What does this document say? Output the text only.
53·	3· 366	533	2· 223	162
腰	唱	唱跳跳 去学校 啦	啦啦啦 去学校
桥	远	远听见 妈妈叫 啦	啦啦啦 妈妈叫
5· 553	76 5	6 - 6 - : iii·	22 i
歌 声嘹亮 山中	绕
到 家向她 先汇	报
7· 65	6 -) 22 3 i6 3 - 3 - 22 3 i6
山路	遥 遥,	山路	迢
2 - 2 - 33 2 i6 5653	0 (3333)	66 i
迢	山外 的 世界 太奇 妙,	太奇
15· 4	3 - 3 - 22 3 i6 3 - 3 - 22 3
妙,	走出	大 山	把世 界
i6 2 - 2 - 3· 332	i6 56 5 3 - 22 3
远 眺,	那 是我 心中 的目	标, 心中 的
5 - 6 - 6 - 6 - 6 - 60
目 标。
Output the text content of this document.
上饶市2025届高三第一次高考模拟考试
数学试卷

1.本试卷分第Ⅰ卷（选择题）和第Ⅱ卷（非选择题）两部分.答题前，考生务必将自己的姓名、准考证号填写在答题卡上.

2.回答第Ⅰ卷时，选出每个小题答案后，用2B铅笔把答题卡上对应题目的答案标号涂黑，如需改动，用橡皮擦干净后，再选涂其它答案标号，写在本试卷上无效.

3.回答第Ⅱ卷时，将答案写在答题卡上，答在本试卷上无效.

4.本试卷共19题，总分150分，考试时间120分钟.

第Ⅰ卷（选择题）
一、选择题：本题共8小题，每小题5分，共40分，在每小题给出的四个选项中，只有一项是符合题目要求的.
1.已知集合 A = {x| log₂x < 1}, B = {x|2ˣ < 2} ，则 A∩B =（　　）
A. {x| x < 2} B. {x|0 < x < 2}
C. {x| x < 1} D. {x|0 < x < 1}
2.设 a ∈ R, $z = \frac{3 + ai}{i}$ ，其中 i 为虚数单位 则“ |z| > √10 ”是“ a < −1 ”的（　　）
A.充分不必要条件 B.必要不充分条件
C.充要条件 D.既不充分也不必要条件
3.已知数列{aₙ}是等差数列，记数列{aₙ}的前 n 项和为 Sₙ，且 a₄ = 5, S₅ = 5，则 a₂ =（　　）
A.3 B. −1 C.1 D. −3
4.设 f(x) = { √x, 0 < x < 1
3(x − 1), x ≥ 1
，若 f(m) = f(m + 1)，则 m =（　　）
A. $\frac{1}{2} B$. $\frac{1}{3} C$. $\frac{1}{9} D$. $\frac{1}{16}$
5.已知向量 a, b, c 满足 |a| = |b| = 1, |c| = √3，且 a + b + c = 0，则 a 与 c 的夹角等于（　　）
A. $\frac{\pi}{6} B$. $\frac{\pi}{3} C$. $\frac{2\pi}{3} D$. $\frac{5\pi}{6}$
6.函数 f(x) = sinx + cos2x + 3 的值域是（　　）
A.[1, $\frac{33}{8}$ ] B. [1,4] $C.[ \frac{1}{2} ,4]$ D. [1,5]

# What the exercise asks
Return the material exactly as it stands.

# Result of this exercise
What does this document say? Output the text only.
53·	3· 366	533	2· 223	162
腰	唱	唱跳跳 去学校 啦	啦啦啦 去学校
桥	远	远听见 妈妈叫 啦	啦啦啦 妈妈叫
5· 553	76 5	6 - 6 - : iii·	22 i
歌 声嘹亮 山中	绕
到 家向她 先汇	报
7· 65	6 -) 22 3 i6 3 - 3 - 22 3 i6
山路	遥 遥,	山路	迢
2 - 2 - 33 2 i6 5653	0 (3333)	66 i
迢	山外 的 世界 太奇 妙,	太奇
15· 4	3 - 3 - 22 3 i6 3 - 3 - 22 3
妙,	走出	大 山	把世 界
i6 2 - 2 - 3· 332	i6 56 5 3 - 22 3
远 眺,	那 是我 心中 的目	标, 心中 的
5 - 6 - 6 - 6 - 6 - 60
目 标。
Output the text content of this document.
上饶市2025届高三第一次高考模拟考试
数学试卷

1.本试卷分第Ⅰ卷（选择题）和第Ⅱ卷（非选择题）两部分.答题前，考生务必将自己的姓名、准考证号填写在答题卡上.

2.回答第Ⅰ卷时，选出每个小题答案后，用2B铅笔把答题卡上对应题目的答案标号涂黑，如需改动，用橡皮擦干净后，再选涂其它答案标号，写在本试卷上无效.

3.回答第Ⅱ卷时，将答案写在答题卡上，答在本试卷上无效.

4.本试卷共19题，总分150分，考试时间120分钟.

第Ⅰ卷（选择题）
一、选择题：本题共8小题，每小题5分，共40分，在每小题给出的四个选项中，只有一项是符合题目要求的.
1.已知集合 A = {x| log₂x < 1}, B = {x|2ˣ < 2} ，则 A∩B =（　　）
A. {x| x < 2} B. {x|0 < x < 2}
C. {x| x < 1} D. {x|0 < x < 1}
2.设 a ∈ R, $z = \frac{3 + ai}{i}$ ，其中 i 为虚数单位 则“ |z| > √10 ”是“ a < −1 ”的（　　）
A.充分不必要条件 B.必要不充分条件
C.充要条件 D.既不充分也不必要条件
3.已知数列{aₙ}是等差数列，记数列{aₙ}的前 n 项和为 Sₙ，且 a₄ = 5, S₅ = 5，则 a₂ =（　　）
A.3 B. −1 C.1 D. −3
4.设 f(x) = { √x, 0 < x < 1
3(x − 1), x ≥ 1
，若 f(m) = f(m + 1)，则 m =（　　）
A. $\frac{1}{2} B$. $\frac{1}{3} C$. $\frac{1}{9} D$. $\frac{1}{16}$
5.已知向量 a, b, c 满足 |a| = |b| = 1, |c| = √3，且 a + b + c = 0，则 a 与 c 的夹角等于（　　）
A. $\frac{\pi}{6} B$. $\frac{\pi}{3} C$. $\frac{2\pi}{3} D$. $\frac{5\pi}{6}$
6.函数 f(x) = sinx + cos2x + 3 的值域是（　　）
A.[1, $\frac{33}{8}$ ] B. [1,4] $C.[ \frac{1}{2} ,4]$ D. [1,5]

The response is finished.